*Entries from a dataset*:
════════════════
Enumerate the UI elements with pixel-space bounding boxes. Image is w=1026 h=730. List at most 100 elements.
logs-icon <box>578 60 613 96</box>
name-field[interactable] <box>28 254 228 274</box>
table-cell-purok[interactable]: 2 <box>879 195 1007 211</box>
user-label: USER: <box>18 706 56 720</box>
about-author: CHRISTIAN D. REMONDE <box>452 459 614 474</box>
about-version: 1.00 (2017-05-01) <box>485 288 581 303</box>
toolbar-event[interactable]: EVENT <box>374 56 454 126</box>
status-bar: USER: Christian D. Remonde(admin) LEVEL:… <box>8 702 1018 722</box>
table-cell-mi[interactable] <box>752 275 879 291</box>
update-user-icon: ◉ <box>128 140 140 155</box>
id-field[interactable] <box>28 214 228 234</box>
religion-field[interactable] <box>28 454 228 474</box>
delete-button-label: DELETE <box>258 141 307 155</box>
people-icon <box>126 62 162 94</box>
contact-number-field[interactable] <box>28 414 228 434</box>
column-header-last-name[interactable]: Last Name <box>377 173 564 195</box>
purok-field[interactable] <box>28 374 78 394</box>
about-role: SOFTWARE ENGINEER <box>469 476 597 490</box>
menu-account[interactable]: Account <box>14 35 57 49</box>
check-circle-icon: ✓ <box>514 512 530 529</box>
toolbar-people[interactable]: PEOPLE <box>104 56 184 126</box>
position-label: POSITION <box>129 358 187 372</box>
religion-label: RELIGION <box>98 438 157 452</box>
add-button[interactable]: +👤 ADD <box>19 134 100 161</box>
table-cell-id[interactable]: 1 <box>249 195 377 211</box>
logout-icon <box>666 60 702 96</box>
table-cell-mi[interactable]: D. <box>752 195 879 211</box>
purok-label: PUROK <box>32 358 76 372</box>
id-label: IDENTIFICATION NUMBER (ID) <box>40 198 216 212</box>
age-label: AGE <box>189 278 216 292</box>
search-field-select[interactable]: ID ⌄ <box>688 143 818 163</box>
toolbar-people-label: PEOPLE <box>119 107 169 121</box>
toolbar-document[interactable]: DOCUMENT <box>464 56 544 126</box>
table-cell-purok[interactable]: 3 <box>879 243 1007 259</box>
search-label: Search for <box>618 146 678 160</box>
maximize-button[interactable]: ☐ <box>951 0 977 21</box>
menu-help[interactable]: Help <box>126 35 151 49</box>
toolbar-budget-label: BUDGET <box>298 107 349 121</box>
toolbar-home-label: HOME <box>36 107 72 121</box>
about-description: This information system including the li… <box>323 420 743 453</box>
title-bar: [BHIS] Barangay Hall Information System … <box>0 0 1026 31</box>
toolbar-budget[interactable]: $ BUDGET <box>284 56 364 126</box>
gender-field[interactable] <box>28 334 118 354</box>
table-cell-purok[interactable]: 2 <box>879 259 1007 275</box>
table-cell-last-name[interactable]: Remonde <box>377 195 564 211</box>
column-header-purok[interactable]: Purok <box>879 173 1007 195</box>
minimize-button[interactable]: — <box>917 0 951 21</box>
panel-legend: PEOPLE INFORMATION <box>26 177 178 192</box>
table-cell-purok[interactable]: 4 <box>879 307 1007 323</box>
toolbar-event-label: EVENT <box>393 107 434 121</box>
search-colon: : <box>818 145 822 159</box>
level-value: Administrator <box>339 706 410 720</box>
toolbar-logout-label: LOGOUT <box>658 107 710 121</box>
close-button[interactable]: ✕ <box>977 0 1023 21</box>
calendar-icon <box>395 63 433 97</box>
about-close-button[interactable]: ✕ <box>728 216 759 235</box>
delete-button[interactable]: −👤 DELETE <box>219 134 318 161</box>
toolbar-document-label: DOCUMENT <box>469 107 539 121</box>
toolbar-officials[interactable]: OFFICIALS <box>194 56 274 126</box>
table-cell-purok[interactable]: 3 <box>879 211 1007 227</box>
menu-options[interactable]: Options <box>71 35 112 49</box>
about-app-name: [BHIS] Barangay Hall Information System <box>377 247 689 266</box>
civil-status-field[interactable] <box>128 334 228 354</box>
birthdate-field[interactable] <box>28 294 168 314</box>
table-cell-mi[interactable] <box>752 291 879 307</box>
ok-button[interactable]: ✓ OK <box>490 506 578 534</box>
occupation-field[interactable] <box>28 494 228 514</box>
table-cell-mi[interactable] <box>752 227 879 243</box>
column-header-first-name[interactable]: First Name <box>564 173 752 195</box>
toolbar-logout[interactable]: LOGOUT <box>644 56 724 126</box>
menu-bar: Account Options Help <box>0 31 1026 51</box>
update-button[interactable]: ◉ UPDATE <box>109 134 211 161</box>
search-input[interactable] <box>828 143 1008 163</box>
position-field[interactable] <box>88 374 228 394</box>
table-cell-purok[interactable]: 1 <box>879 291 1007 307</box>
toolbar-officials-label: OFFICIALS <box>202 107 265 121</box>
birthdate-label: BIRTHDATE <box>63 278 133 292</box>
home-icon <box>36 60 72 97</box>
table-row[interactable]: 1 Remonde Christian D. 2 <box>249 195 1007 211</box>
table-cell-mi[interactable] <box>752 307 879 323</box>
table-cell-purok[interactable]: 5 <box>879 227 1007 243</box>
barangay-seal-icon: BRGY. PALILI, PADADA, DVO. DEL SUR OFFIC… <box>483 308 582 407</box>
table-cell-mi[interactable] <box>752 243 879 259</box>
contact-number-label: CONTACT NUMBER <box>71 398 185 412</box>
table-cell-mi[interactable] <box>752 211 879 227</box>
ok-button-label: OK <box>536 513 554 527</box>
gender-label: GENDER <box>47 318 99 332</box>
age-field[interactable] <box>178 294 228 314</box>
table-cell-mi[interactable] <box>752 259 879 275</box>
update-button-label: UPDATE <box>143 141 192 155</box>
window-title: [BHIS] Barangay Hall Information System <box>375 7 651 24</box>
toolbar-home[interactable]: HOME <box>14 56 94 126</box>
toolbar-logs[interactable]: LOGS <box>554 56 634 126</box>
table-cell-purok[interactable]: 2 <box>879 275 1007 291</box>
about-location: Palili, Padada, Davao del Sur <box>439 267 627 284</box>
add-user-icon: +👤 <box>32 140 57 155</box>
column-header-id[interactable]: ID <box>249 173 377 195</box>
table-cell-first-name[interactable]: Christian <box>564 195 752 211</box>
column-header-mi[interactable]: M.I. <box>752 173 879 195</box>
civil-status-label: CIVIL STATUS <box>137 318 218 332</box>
════════════════
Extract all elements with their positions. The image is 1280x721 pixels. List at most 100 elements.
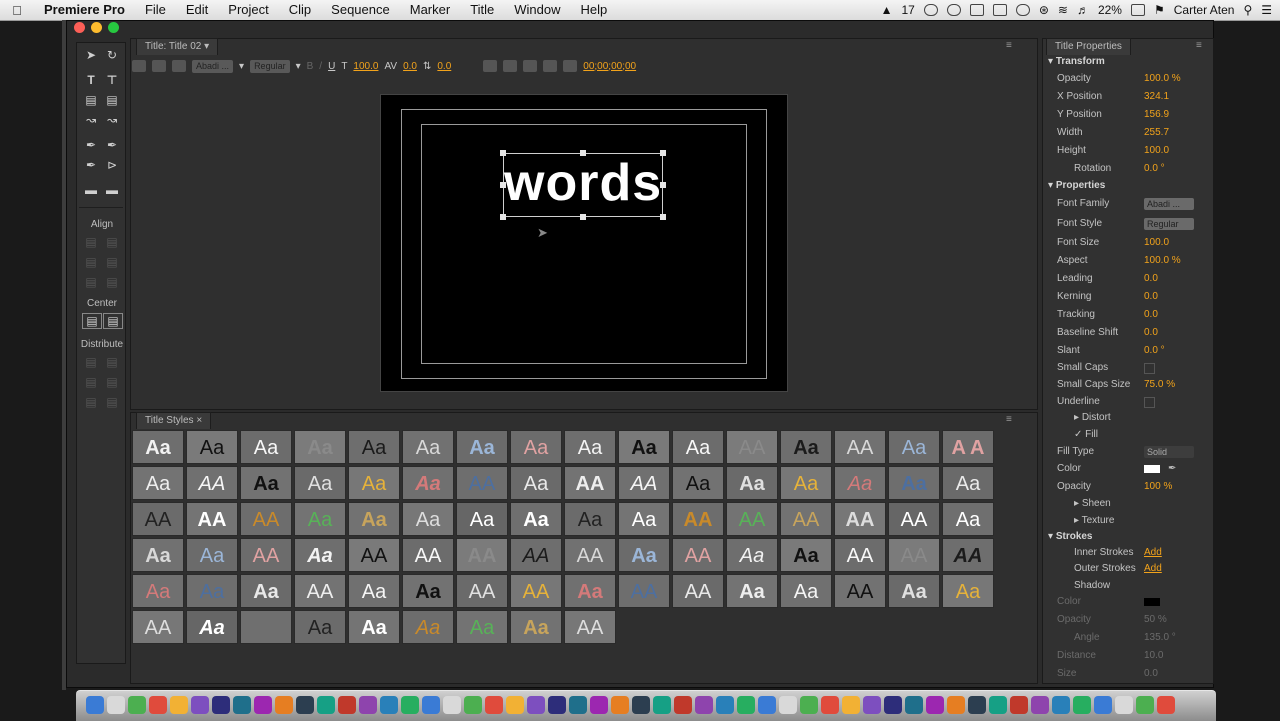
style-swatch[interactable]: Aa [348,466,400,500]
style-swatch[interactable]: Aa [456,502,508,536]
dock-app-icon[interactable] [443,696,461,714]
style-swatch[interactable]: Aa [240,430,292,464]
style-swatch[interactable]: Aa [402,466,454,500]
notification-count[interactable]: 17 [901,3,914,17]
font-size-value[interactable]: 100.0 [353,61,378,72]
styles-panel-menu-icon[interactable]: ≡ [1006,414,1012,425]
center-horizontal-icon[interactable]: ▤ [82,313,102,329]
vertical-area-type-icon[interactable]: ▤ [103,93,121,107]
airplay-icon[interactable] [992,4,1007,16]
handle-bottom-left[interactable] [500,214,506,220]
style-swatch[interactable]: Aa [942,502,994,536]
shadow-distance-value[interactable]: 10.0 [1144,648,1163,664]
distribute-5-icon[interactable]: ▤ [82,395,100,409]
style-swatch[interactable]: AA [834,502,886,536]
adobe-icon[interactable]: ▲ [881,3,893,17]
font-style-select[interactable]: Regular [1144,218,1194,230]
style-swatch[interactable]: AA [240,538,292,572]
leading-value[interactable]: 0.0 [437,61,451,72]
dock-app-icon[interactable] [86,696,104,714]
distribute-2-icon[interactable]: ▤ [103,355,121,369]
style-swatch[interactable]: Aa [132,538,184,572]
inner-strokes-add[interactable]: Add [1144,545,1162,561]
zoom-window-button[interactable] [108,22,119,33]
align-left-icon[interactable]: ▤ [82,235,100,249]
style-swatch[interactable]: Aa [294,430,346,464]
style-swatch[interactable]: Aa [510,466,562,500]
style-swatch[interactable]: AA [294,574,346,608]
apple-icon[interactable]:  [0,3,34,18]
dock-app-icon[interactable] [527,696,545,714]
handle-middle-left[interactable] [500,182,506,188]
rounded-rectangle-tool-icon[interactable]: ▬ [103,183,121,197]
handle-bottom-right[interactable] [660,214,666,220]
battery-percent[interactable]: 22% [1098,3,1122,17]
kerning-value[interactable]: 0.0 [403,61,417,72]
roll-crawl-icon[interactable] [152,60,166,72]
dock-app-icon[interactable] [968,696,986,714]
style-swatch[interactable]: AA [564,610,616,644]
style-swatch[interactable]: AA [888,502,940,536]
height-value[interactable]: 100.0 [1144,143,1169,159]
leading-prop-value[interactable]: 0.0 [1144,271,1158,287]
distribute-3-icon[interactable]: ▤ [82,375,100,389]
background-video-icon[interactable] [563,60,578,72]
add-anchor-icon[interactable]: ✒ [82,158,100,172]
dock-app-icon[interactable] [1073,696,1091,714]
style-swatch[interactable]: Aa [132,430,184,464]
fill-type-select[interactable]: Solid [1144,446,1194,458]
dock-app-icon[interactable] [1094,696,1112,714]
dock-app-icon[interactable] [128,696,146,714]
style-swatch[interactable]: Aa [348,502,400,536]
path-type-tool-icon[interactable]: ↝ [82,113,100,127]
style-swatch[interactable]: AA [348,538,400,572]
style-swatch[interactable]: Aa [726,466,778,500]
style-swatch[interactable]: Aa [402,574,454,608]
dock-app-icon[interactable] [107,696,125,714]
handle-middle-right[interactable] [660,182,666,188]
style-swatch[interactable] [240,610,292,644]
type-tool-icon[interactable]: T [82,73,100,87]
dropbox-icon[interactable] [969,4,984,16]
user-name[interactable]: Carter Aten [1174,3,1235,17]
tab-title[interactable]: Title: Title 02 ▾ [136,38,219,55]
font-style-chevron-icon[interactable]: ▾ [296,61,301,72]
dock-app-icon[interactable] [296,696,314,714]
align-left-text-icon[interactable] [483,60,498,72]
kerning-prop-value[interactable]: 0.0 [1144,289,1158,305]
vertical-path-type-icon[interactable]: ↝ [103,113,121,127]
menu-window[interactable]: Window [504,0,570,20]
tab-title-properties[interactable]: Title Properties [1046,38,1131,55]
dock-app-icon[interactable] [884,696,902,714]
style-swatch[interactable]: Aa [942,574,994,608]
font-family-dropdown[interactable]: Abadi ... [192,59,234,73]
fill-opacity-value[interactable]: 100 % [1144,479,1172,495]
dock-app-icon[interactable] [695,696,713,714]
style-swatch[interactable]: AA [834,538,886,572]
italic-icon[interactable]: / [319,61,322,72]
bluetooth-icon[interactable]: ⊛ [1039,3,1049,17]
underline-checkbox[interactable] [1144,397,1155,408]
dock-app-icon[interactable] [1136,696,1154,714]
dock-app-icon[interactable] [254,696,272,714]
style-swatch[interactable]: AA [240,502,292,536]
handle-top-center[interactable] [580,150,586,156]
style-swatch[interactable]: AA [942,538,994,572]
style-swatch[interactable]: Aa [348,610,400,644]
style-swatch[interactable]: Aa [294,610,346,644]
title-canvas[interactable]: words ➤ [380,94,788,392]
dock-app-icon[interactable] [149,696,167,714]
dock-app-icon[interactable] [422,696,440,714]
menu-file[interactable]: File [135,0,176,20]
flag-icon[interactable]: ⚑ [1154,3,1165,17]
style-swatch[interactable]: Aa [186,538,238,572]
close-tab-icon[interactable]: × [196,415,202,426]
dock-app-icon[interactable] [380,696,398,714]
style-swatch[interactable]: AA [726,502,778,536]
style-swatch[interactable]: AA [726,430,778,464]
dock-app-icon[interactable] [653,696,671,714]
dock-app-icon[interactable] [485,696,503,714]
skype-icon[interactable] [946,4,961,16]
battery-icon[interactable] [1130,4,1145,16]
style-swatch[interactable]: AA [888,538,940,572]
════════════════
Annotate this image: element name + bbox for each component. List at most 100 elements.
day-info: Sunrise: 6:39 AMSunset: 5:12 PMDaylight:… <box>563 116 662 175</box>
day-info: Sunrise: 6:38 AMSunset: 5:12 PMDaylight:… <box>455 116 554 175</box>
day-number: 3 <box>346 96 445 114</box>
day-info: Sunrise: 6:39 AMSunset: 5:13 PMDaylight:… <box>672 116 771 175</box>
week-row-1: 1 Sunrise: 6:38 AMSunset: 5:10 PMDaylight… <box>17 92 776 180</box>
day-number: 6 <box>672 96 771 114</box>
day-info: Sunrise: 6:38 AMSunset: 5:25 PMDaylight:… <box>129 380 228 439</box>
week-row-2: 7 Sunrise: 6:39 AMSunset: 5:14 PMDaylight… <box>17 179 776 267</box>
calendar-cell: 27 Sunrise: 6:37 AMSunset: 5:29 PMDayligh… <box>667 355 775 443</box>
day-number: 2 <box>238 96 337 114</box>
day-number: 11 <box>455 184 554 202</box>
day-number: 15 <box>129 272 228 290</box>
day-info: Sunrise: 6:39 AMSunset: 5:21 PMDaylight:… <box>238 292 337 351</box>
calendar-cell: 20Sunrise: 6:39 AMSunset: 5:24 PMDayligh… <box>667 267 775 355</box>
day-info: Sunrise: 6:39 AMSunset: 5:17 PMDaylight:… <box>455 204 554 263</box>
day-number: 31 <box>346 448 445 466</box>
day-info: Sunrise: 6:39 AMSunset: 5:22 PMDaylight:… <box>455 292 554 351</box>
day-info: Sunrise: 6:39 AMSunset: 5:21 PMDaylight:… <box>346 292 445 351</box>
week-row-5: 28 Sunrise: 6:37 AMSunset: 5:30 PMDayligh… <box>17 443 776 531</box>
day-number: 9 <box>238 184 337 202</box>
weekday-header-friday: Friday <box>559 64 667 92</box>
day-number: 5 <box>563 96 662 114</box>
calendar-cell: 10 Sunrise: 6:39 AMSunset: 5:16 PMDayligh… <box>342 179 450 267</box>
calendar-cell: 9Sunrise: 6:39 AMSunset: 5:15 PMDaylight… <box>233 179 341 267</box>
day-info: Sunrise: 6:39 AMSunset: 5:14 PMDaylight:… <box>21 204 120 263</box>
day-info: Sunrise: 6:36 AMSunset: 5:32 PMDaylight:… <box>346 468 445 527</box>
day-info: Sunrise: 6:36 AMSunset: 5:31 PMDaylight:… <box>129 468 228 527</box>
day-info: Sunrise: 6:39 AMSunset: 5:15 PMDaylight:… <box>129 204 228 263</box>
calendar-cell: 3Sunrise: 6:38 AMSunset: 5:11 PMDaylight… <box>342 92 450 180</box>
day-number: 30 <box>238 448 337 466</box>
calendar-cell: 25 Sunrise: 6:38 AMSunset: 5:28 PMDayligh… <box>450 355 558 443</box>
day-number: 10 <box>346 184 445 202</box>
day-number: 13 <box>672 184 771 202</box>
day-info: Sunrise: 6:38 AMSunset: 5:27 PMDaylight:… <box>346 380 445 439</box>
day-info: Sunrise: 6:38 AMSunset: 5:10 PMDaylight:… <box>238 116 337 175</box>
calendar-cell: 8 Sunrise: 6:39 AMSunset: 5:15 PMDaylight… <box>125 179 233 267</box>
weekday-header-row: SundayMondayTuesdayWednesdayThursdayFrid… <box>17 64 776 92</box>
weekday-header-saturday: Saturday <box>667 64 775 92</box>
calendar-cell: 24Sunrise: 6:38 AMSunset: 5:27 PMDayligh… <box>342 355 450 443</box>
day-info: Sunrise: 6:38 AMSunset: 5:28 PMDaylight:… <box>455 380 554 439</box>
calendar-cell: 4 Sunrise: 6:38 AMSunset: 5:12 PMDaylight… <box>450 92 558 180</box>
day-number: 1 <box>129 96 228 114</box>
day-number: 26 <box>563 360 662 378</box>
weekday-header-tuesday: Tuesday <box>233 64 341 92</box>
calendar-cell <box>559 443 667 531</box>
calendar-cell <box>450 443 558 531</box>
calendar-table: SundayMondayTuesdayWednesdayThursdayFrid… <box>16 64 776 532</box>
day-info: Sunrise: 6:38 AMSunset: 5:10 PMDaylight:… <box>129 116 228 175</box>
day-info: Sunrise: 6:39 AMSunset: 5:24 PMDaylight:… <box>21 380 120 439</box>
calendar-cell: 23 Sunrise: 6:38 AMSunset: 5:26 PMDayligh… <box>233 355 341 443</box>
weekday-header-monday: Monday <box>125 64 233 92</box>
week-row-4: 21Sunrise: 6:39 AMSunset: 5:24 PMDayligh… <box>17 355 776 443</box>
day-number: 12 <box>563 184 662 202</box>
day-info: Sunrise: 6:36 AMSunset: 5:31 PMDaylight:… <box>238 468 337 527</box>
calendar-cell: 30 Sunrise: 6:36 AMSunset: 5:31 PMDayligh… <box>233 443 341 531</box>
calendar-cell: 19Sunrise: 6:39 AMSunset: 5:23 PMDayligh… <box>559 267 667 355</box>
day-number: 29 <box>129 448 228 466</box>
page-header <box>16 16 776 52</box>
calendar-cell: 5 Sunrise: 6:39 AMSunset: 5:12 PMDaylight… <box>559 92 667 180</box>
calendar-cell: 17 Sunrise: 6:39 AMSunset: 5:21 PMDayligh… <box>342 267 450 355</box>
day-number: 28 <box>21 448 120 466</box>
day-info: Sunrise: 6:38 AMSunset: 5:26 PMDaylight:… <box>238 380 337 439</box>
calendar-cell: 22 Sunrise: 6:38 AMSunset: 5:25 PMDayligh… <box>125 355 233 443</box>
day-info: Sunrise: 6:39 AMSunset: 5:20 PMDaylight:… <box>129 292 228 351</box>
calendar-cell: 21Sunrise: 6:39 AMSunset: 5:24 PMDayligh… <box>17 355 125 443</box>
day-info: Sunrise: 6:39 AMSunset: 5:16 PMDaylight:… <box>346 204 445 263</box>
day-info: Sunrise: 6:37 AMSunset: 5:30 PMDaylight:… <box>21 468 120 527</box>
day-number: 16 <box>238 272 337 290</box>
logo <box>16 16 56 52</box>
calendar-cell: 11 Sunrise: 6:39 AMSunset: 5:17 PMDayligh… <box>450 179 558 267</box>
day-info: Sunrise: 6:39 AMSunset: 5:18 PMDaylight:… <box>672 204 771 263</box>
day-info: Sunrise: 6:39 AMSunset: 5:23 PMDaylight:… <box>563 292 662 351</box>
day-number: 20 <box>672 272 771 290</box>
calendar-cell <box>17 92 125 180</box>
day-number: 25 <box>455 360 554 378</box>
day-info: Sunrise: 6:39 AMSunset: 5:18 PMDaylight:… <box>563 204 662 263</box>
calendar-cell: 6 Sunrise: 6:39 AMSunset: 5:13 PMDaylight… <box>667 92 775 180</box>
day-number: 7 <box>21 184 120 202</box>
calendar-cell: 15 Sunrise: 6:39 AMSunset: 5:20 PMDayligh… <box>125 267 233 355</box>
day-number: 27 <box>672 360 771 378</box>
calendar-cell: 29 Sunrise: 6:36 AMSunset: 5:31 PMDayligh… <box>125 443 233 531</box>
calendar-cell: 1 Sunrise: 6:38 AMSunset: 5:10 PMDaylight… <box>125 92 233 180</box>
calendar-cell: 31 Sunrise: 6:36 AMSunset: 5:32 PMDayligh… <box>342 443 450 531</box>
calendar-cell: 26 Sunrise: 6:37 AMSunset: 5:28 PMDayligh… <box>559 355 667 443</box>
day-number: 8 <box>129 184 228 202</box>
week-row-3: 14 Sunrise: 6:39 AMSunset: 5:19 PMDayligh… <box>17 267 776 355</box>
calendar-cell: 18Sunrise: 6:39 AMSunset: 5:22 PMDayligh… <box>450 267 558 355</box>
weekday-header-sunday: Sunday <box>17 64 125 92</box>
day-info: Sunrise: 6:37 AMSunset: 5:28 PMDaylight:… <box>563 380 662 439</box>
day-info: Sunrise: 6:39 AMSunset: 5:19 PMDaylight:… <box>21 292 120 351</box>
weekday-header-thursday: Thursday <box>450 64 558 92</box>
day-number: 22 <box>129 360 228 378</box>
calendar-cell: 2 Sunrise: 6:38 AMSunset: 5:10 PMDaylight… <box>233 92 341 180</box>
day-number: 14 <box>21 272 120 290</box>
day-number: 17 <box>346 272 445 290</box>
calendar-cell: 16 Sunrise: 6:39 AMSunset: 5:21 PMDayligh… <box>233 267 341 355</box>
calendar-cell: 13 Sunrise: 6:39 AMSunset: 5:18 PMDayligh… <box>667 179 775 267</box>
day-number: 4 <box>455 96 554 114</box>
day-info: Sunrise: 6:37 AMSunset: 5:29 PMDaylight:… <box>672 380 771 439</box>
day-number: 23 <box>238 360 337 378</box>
════════════════
*EXERCISE REQUIREMENTS*: Pull out the rows from the one containing "Enumerate the UI" down to the one containing "contact-number-field[interactable] <box>28 414", both included, and reproduce them verbatim.

*WRITTEN RESPONSE*:
Enumerate the UI elements with pixel-space bounding boxes. Image is w=1026 h=730. List at most 100 elements.
logs-icon <box>578 60 613 96</box>
name-field[interactable] <box>28 254 228 274</box>
table-cell-purok[interactable]: 2 <box>879 195 1007 211</box>
user-label: USER: <box>18 706 56 720</box>
about-author: CHRISTIAN D. REMONDE <box>452 459 614 474</box>
about-version: 1.00 (2017-05-01) <box>485 288 581 303</box>
toolbar-event[interactable]: EVENT <box>374 56 454 126</box>
status-bar: USER: Christian D. Remonde(admin) LEVEL:… <box>8 702 1018 722</box>
table-cell-mi[interactable] <box>752 275 879 291</box>
update-user-icon: ◉ <box>128 140 140 155</box>
id-field[interactable] <box>28 214 228 234</box>
religion-field[interactable] <box>28 454 228 474</box>
delete-button-label: DELETE <box>258 141 307 155</box>
people-icon <box>126 62 162 94</box>
contact-number-field[interactable] <box>28 414 228 434</box>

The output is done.